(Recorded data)

◆ ◆ ◆ ◆

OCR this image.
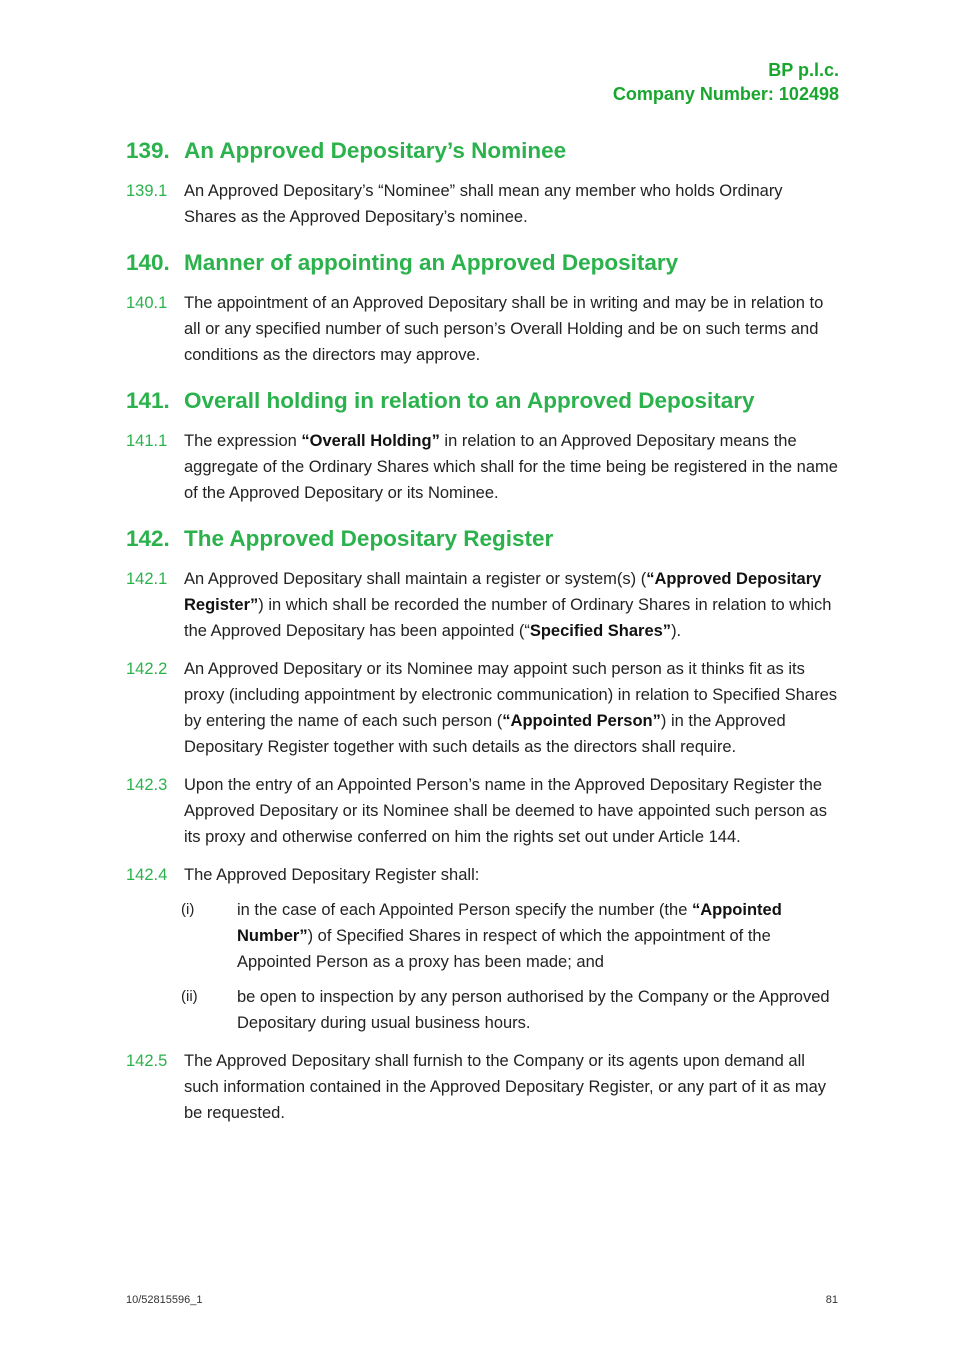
BP p.l.c.
Company Number: 102498
139. An Approved Depositary’s Nominee
139.1	An Approved Depositary’s “Nominee” shall mean any member who holds Ordinary Shares as the Approved Depositary’s nominee.
140. Manner of appointing an Approved Depositary
140.1	The appointment of an Approved Depositary shall be in writing and may be in relation to all or any specified number of such person’s Overall Holding and be on such terms and conditions as the directors may approve.
141. Overall holding in relation to an Approved Depositary
141.1	The expression “Overall Holding” in relation to an Approved Depositary means the aggregate of the Ordinary Shares which shall for the time being be registered in the name of the Approved Depositary or its Nominee.
142. The Approved Depositary Register
142.1	An Approved Depositary shall maintain a register or system(s) (“Approved Depositary Register”) in which shall be recorded the number of Ordinary Shares in relation to which the Approved Depositary has been appointed (“Specified Shares”).
142.2	An Approved Depositary or its Nominee may appoint such person as it thinks fit as its proxy (including appointment by electronic communication) in relation to Specified Shares by entering the name of each such person (“Appointed Person”) in the Approved Depositary Register together with such details as the directors shall require.
142.3	Upon the entry of an Appointed Person’s name in the Approved Depositary Register the Approved Depositary or its Nominee shall be deemed to have appointed such person as its proxy and otherwise conferred on him the rights set out under Article 144.
142.4	The Approved Depositary Register shall:
(i)	in the case of each Appointed Person specify the number (the “Appointed Number”) of Specified Shares in respect of which the appointment of the Appointed Person as a proxy has been made; and
(ii)	be open to inspection by any person authorised by the Company or the Approved Depositary during usual business hours.
142.5	The Approved Depositary shall furnish to the Company or its agents upon demand all such information contained in the Approved Depositary Register, or any part of it as may be requested.
10/52815596_1	81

◆ ◆ ◆ ◆

→ Set exercise:
Collect each line above holding the string "Overall".

→ Written response:
140.1	The appointment of an Approved Depositary shall be in writing and may be in relation to all or any specified number of such person’s Overall Holding and be on such terms and conditions as the directors may approve.
141. Overall holding in relation to an Approved Depositary
141.1	The expression “Overall Holding” in relation to an Approved Depositary means the aggregate of the Ordinary Shares which shall for the time being be registered in the name of the Approved Depositary or its Nominee.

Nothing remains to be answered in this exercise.